## YOUR TASK
Print every entry below word for word, leaving out the pictures.

## RECORDS TO PROCESS
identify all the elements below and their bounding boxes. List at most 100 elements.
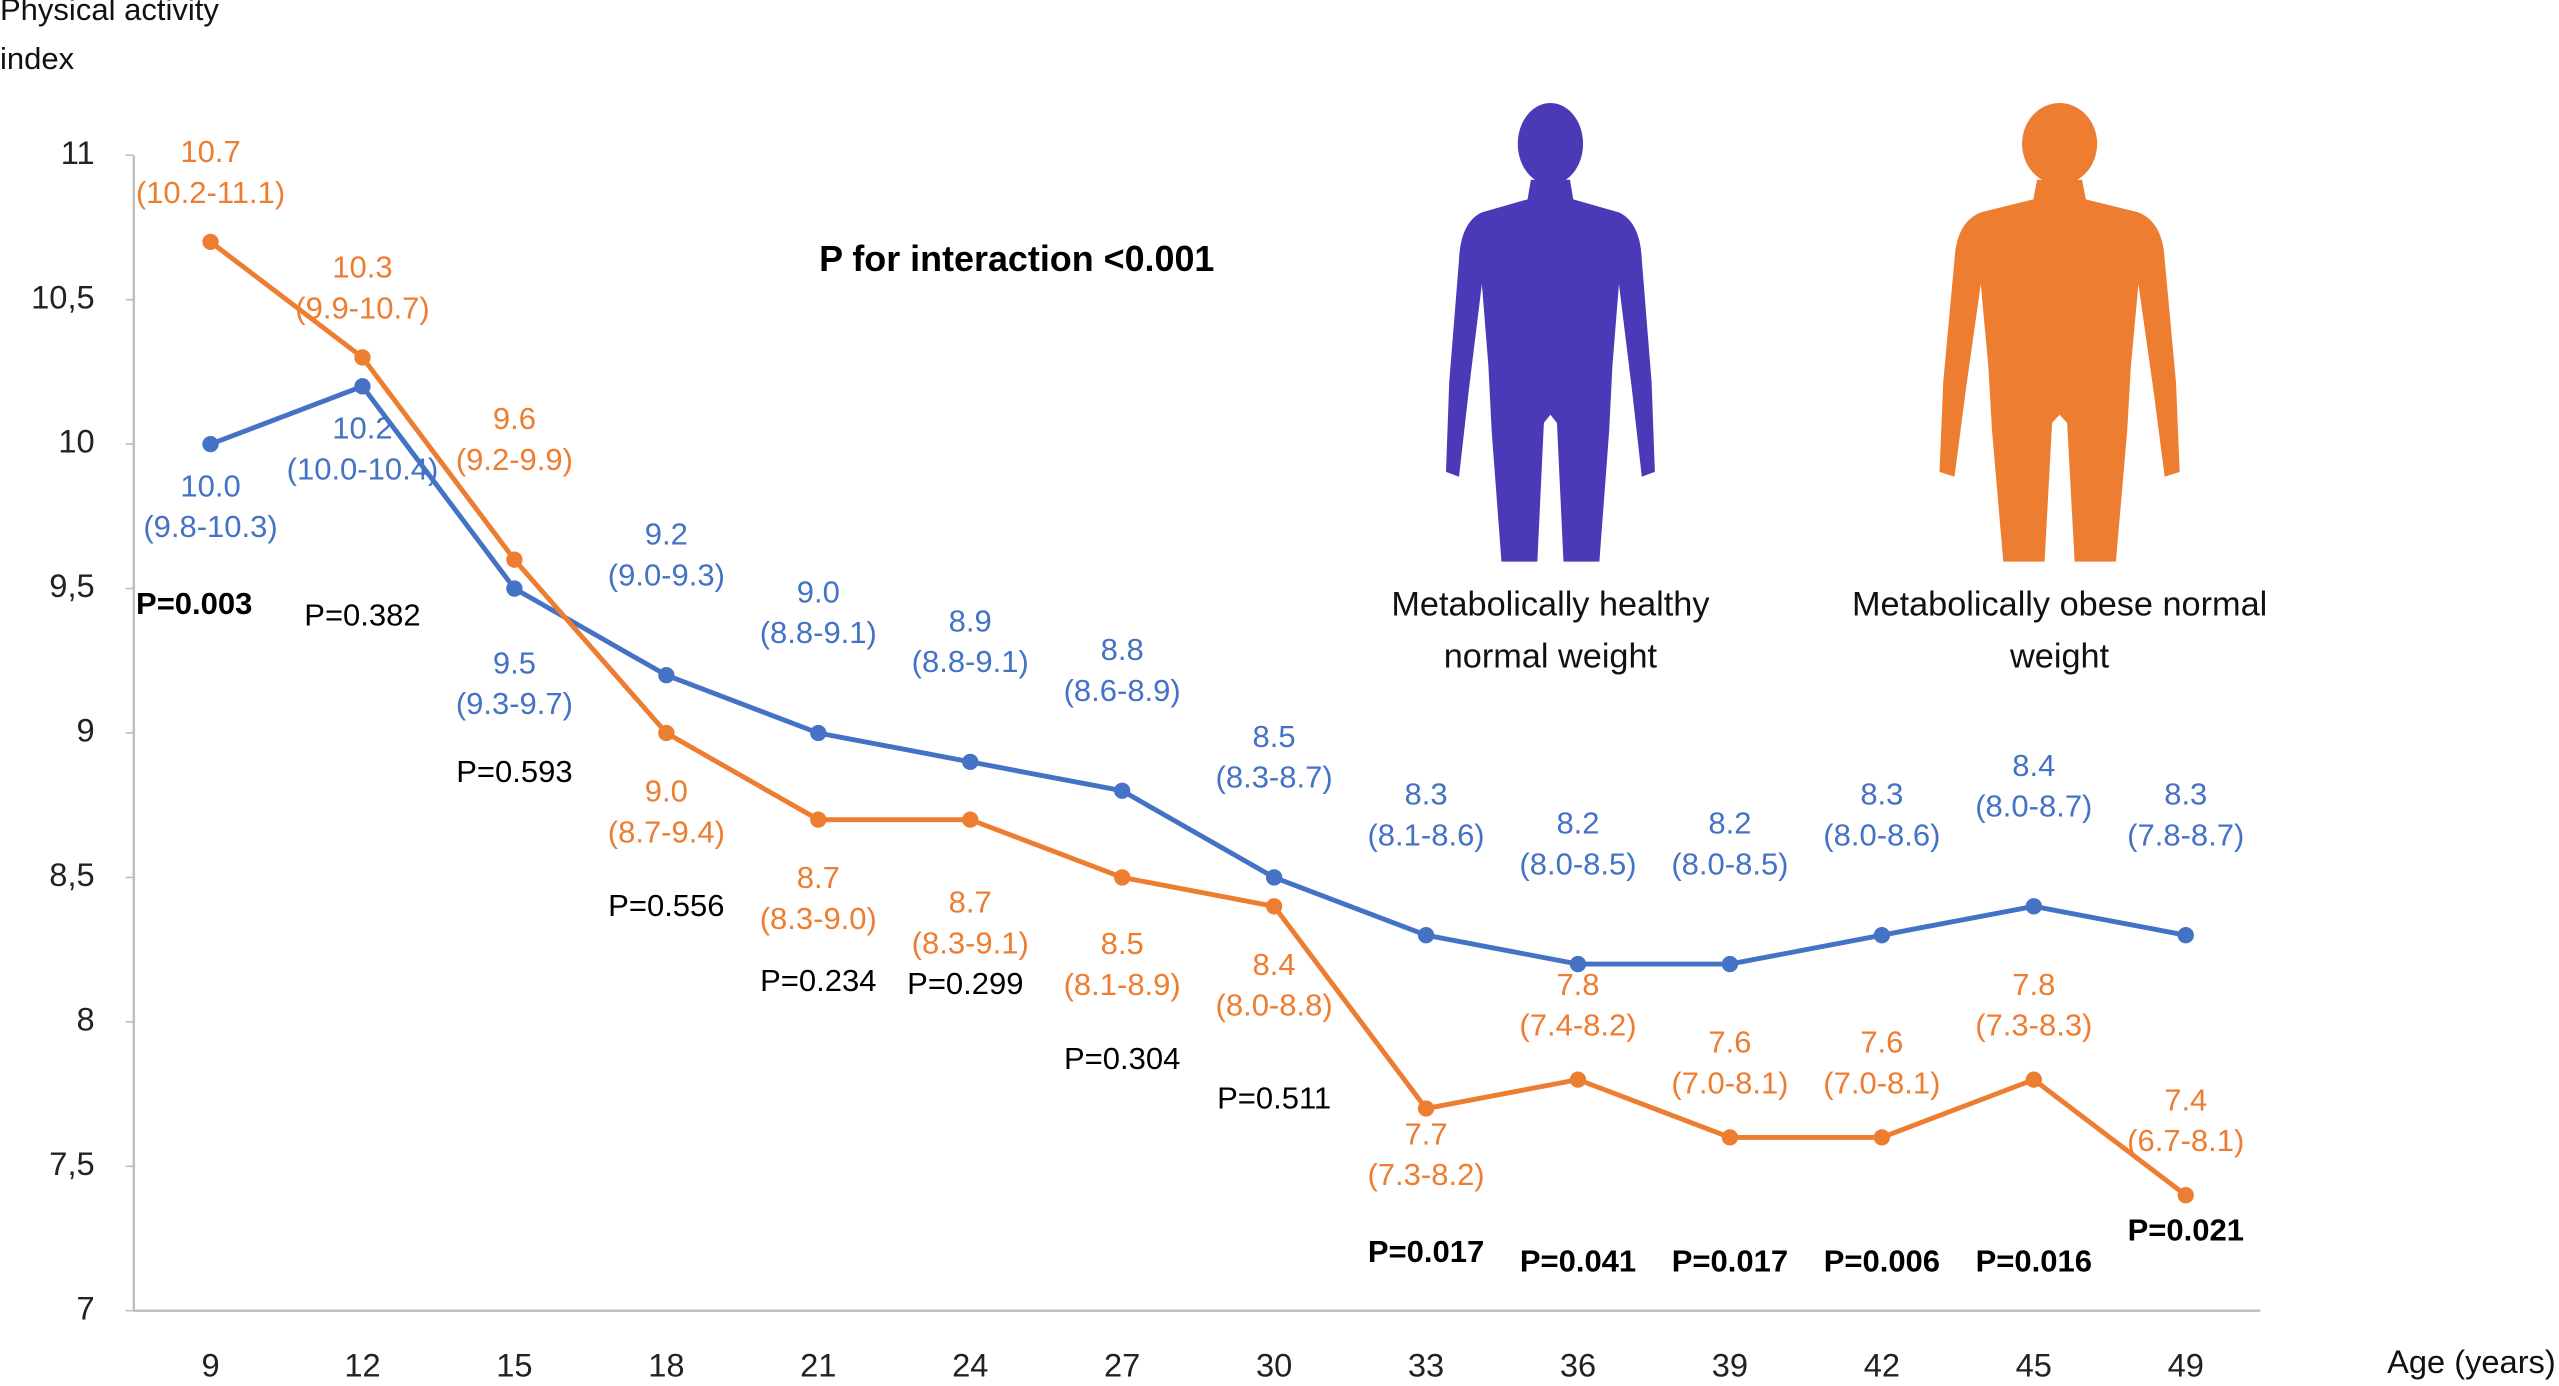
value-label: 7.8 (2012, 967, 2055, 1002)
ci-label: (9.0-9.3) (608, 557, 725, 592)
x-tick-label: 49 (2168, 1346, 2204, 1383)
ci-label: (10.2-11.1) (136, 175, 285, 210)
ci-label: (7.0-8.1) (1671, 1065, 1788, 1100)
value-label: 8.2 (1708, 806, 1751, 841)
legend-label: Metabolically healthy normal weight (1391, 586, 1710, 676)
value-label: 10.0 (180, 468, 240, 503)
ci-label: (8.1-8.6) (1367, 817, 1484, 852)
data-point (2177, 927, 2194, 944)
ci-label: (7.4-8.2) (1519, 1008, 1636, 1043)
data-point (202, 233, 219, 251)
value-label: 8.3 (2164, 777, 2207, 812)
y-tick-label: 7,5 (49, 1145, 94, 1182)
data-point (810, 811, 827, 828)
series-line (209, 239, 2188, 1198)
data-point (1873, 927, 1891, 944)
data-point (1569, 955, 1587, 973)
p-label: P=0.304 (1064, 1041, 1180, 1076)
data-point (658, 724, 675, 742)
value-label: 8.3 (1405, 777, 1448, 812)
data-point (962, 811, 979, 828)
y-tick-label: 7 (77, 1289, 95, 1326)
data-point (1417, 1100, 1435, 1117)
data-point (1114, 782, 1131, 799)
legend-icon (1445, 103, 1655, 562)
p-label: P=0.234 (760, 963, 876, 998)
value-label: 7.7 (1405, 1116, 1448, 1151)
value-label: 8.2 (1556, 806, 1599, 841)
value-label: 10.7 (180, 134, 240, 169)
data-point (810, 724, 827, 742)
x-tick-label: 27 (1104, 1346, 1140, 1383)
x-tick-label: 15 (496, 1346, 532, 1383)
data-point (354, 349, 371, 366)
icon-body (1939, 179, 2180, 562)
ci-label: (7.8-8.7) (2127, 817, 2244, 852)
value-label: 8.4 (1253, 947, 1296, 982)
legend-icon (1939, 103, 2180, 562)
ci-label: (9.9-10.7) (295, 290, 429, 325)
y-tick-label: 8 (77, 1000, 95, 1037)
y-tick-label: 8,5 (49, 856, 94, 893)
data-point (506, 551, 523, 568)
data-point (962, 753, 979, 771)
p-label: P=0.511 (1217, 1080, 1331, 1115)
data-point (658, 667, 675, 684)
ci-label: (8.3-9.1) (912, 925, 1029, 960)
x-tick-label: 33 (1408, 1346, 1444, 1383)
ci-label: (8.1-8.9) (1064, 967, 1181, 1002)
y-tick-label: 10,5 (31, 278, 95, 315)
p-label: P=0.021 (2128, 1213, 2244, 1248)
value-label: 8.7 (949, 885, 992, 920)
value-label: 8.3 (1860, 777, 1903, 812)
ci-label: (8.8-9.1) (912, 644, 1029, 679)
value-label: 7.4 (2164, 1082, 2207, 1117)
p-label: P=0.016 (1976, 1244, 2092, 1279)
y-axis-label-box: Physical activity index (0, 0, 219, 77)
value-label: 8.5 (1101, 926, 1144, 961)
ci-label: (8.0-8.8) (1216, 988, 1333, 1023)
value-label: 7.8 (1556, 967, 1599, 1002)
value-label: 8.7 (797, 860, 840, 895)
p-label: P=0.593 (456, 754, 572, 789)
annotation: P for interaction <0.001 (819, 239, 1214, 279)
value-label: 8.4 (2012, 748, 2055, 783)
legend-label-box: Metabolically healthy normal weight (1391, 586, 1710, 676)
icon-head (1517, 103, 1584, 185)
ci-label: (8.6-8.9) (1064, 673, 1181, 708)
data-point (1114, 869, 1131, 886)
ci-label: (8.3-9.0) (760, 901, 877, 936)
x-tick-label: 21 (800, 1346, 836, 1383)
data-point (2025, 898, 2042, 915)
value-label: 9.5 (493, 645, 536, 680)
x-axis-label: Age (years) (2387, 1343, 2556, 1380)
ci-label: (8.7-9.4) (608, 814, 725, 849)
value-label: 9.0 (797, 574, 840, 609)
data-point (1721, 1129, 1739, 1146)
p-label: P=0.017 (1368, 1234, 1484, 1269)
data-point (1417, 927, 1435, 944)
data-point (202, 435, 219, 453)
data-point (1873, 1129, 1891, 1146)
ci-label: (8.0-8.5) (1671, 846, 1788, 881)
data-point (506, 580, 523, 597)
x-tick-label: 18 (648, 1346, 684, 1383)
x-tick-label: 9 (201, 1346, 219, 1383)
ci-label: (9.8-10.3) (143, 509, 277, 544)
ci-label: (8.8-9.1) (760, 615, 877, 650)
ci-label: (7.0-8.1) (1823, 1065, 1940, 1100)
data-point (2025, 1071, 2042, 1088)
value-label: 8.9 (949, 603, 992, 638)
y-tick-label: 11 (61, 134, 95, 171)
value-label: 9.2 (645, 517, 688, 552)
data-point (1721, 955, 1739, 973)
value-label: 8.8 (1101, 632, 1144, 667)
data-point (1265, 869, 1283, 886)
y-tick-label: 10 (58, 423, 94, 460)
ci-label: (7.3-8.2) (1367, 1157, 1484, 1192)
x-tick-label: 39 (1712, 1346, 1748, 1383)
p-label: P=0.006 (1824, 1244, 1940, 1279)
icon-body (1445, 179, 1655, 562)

## RESPONSE TO THE TASK
identify all the elements below and their bounding boxes. List at most 100 elements.
value-label: 7.8 (2012, 967, 2055, 1002)
ci-label: (9.0-9.3) (608, 557, 725, 592)
x-tick-label: 49 (2168, 1346, 2204, 1383)
ci-label: (10.2-11.1) (136, 175, 285, 210)
ci-label: (7.0-8.1) (1671, 1065, 1788, 1100)
value-label: 8.2 (1708, 806, 1751, 841)
legend-label: Metabolically healthy normal weight (1391, 586, 1710, 676)
value-label: 10.0 (180, 468, 240, 503)
ci-label: (8.1-8.6) (1367, 817, 1484, 852)
data-point (2177, 927, 2194, 944)
ci-label: (7.4-8.2) (1519, 1008, 1636, 1043)
data-point (202, 233, 219, 251)
value-label: 8.3 (2164, 777, 2207, 812)
y-tick-label: 7,5 (49, 1145, 94, 1182)
data-point (810, 811, 827, 828)
series-line (209, 239, 2188, 1198)
data-point (1873, 927, 1891, 944)
data-point (1569, 955, 1587, 973)
p-label: P=0.304 (1064, 1041, 1180, 1076)
data-point (658, 724, 675, 742)
value-label: 8.3 (1405, 777, 1448, 812)
data-point (962, 811, 979, 828)
y-tick-label: 7 (77, 1289, 95, 1326)
data-point (1417, 1100, 1435, 1117)
data-point (1114, 782, 1131, 799)
legend-icon (1445, 103, 1655, 562)
p-label: P=0.234 (760, 963, 876, 998)
value-label: 7.7 (1405, 1116, 1448, 1151)
value-label: 8.2 (1556, 806, 1599, 841)
value-label: 10.7 (180, 134, 240, 169)
data-point (810, 724, 827, 742)
x-tick-label: 27 (1104, 1346, 1140, 1383)
x-tick-label: 15 (496, 1346, 532, 1383)
data-point (354, 349, 371, 366)
icon-body (1939, 179, 2180, 562)
ci-label: (7.8-8.7) (2127, 817, 2244, 852)
value-label: 8.4 (1253, 947, 1296, 982)
legend-icon (1939, 103, 2180, 562)
ci-label: (9.9-10.7) (295, 290, 429, 325)
y-tick-label: 8 (77, 1000, 95, 1037)
y-tick-label: 8,5 (49, 856, 94, 893)
data-point (506, 551, 523, 568)
data-point (962, 753, 979, 771)
p-label: P=0.511 (1217, 1080, 1331, 1115)
data-point (658, 667, 675, 684)
ci-label: (8.3-9.1) (912, 925, 1029, 960)
x-tick-label: 33 (1408, 1346, 1444, 1383)
ci-label: (8.1-8.9) (1064, 967, 1181, 1002)
y-tick-label: 10,5 (31, 278, 95, 315)
p-label: P=0.021 (2128, 1213, 2244, 1248)
value-label: 8.7 (949, 885, 992, 920)
value-label: 8.3 (1860, 777, 1903, 812)
ci-label: (8.8-9.1) (912, 644, 1029, 679)
value-label: 7.4 (2164, 1082, 2207, 1117)
p-label: P=0.016 (1976, 1244, 2092, 1279)
y-axis-label-box: Physical activity index (0, 0, 219, 77)
value-label: 8.5 (1101, 926, 1144, 961)
ci-label: (8.0-8.8) (1216, 988, 1333, 1023)
value-label: 7.8 (1556, 967, 1599, 1002)
value-label: 8.7 (797, 860, 840, 895)
p-label: P=0.593 (456, 754, 572, 789)
annotation: P for interaction <0.001 (819, 239, 1214, 279)
value-label: 8.4 (2012, 748, 2055, 783)
legend-label-box: Metabolically healthy normal weight (1391, 586, 1710, 676)
icon-head (1517, 103, 1584, 185)
ci-label: (8.6-8.9) (1064, 673, 1181, 708)
data-point (1114, 869, 1131, 886)
ci-label: (8.3-9.0) (760, 901, 877, 936)
x-tick-label: 21 (800, 1346, 836, 1383)
data-point (2025, 898, 2042, 915)
value-label: 9.5 (493, 645, 536, 680)
x-axis-label: Age (years) (2387, 1343, 2556, 1380)
ci-label: (8.7-9.4) (608, 814, 725, 849)
value-label: 9.0 (797, 574, 840, 609)
data-point (1721, 1129, 1739, 1146)
p-label: P=0.017 (1368, 1234, 1484, 1269)
data-point (1417, 927, 1435, 944)
data-point (202, 435, 219, 453)
data-point (1873, 1129, 1891, 1146)
ci-label: (8.0-8.5) (1671, 846, 1788, 881)
data-point (506, 580, 523, 597)
x-tick-label: 18 (648, 1346, 684, 1383)
x-tick-label: 9 (201, 1346, 219, 1383)
ci-label: (9.8-10.3) (143, 509, 277, 544)
ci-label: (8.8-9.1) (760, 615, 877, 650)
ci-label: (7.0-8.1) (1823, 1065, 1940, 1100)
data-point (2025, 1071, 2042, 1088)
value-label: 8.9 (949, 603, 992, 638)
y-tick-label: 11 (61, 134, 95, 171)
value-label: 9.2 (645, 517, 688, 552)
data-point (1721, 955, 1739, 973)
value-label: 8.8 (1101, 632, 1144, 667)
data-point (1265, 869, 1283, 886)
y-tick-label: 10 (58, 423, 94, 460)
ci-label: (7.3-8.2) (1367, 1157, 1484, 1192)
x-tick-label: 39 (1712, 1346, 1748, 1383)
p-label: P=0.006 (1824, 1244, 1940, 1279)
icon-body (1445, 179, 1655, 562)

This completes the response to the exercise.